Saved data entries
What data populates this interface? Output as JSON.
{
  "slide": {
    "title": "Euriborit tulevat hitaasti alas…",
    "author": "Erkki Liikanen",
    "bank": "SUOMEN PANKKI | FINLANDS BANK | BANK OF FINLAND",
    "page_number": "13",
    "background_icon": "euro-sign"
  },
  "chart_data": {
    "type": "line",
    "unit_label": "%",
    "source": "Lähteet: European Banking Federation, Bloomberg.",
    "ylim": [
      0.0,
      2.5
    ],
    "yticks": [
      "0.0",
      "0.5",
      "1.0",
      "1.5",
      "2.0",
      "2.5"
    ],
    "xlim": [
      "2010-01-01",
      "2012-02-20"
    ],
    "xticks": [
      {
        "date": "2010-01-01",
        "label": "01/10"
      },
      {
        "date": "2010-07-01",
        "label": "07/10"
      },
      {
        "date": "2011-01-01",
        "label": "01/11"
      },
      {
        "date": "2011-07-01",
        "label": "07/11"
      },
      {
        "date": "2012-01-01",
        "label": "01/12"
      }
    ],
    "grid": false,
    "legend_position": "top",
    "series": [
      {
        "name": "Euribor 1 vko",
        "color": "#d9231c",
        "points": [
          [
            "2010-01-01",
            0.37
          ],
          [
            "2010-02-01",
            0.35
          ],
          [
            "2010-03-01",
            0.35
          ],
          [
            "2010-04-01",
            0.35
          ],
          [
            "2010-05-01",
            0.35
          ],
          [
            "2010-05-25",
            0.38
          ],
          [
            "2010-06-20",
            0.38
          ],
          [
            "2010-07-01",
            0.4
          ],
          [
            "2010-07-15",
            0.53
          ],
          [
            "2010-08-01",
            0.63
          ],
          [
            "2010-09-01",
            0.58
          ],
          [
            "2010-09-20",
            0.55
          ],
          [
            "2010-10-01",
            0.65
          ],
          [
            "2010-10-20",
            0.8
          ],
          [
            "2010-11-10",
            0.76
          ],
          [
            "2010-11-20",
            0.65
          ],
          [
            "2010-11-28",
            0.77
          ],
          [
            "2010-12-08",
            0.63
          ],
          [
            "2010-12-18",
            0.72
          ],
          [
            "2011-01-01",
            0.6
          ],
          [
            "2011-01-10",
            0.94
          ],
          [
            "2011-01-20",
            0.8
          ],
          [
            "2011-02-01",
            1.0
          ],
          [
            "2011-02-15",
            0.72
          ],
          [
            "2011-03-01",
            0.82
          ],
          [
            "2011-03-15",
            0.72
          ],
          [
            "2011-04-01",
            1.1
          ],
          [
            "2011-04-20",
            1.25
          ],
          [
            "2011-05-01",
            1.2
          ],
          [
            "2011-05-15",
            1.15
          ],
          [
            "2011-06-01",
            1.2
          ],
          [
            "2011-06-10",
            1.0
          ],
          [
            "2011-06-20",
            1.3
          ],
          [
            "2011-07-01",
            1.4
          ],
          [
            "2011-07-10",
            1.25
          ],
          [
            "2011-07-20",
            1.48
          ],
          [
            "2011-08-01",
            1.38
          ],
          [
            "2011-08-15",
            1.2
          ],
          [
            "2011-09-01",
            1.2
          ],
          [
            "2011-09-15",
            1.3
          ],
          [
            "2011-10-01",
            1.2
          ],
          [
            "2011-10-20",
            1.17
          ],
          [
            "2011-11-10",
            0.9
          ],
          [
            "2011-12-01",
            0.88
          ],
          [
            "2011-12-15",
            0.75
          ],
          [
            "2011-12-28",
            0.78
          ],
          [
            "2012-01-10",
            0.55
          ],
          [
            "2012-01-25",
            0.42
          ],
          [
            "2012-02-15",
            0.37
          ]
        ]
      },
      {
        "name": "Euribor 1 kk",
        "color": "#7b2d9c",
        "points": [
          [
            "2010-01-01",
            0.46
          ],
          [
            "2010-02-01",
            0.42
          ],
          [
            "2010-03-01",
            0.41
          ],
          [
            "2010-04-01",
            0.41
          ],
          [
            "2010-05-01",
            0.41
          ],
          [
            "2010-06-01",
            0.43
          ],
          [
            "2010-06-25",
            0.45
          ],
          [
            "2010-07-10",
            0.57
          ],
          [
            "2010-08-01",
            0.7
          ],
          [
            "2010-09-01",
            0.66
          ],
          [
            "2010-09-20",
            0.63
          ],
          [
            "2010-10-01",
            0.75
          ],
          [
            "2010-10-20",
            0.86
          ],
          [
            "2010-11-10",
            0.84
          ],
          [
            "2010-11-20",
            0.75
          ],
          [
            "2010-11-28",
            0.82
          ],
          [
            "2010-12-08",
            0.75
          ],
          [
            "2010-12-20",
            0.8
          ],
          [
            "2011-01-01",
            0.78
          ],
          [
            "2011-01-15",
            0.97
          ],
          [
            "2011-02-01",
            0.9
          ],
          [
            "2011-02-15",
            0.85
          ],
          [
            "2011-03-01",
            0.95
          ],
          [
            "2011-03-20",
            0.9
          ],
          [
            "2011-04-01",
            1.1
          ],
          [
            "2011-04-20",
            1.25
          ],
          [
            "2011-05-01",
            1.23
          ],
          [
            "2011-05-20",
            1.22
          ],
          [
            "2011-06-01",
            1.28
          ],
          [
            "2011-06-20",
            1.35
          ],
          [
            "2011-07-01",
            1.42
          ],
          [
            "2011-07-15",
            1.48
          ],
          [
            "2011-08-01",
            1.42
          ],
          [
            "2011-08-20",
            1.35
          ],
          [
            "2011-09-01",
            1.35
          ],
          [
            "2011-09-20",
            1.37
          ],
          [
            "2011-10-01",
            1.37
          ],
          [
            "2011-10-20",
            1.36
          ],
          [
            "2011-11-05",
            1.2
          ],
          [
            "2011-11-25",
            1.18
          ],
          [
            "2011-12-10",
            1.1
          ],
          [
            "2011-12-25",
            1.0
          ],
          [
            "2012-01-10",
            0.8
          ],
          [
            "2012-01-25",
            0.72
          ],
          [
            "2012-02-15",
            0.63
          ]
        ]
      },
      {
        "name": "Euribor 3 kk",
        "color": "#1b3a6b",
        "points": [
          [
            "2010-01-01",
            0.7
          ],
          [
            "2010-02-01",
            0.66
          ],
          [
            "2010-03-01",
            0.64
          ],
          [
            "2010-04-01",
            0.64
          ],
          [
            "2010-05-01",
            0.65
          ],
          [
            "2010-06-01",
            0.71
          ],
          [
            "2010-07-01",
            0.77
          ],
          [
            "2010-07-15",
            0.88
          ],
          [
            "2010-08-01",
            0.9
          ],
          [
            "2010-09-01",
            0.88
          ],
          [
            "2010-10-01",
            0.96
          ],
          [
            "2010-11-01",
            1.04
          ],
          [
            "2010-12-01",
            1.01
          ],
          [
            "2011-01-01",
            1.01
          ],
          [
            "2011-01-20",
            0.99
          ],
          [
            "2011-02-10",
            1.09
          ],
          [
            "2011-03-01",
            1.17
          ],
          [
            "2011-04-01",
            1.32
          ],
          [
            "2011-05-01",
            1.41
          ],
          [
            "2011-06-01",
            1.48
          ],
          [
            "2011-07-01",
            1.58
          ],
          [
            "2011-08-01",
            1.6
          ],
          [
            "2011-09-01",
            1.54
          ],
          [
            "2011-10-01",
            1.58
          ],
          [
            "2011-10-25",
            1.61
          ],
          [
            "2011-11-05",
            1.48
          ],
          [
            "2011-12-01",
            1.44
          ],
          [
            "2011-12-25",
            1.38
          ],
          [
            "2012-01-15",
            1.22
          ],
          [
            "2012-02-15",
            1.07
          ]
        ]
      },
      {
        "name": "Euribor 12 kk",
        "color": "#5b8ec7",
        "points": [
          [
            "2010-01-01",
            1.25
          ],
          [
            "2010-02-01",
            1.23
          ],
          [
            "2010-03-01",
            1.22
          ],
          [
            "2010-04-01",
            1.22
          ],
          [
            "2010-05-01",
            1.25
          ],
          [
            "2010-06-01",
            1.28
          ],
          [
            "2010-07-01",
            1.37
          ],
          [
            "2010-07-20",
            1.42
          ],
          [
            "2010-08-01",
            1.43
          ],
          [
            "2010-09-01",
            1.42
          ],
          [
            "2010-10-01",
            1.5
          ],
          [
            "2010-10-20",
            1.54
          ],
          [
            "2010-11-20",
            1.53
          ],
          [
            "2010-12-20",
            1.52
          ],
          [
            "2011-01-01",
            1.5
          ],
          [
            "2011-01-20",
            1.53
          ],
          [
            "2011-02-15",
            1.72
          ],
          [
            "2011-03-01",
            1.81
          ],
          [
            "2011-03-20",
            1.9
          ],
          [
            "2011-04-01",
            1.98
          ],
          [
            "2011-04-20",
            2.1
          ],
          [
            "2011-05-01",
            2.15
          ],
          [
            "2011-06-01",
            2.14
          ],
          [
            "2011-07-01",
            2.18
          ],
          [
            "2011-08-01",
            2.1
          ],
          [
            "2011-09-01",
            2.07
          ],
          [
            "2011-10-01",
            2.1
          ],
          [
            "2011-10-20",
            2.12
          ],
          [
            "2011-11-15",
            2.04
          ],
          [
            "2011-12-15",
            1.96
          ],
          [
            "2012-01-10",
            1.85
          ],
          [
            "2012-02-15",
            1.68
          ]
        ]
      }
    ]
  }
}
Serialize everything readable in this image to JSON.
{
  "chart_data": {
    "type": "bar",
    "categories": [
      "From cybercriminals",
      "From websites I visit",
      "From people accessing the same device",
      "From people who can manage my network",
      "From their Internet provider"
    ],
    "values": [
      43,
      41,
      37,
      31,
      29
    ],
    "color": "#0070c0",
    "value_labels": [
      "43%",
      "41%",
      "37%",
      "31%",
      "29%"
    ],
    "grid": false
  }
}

# [To be done]
Repeat only the stretch of lines that begins at the line containing "Serialize everything readable" and ends at the last line above, both included.

# [Completed task]
Serialize everything readable in this image to JSON.
{
  "chart_data": {
    "type": "bar",
    "categories": [
      "From cybercriminals",
      "From websites I visit",
      "From people accessing the same device",
      "From people who can manage my network",
      "From their Internet provider"
    ],
    "values": [
      43,
      41,
      37,
      31,
      29
    ],
    "color": "#0070c0",
    "value_labels": [
      "43%",
      "41%",
      "37%",
      "31%",
      "29%"
    ],
    "grid": false
  }
}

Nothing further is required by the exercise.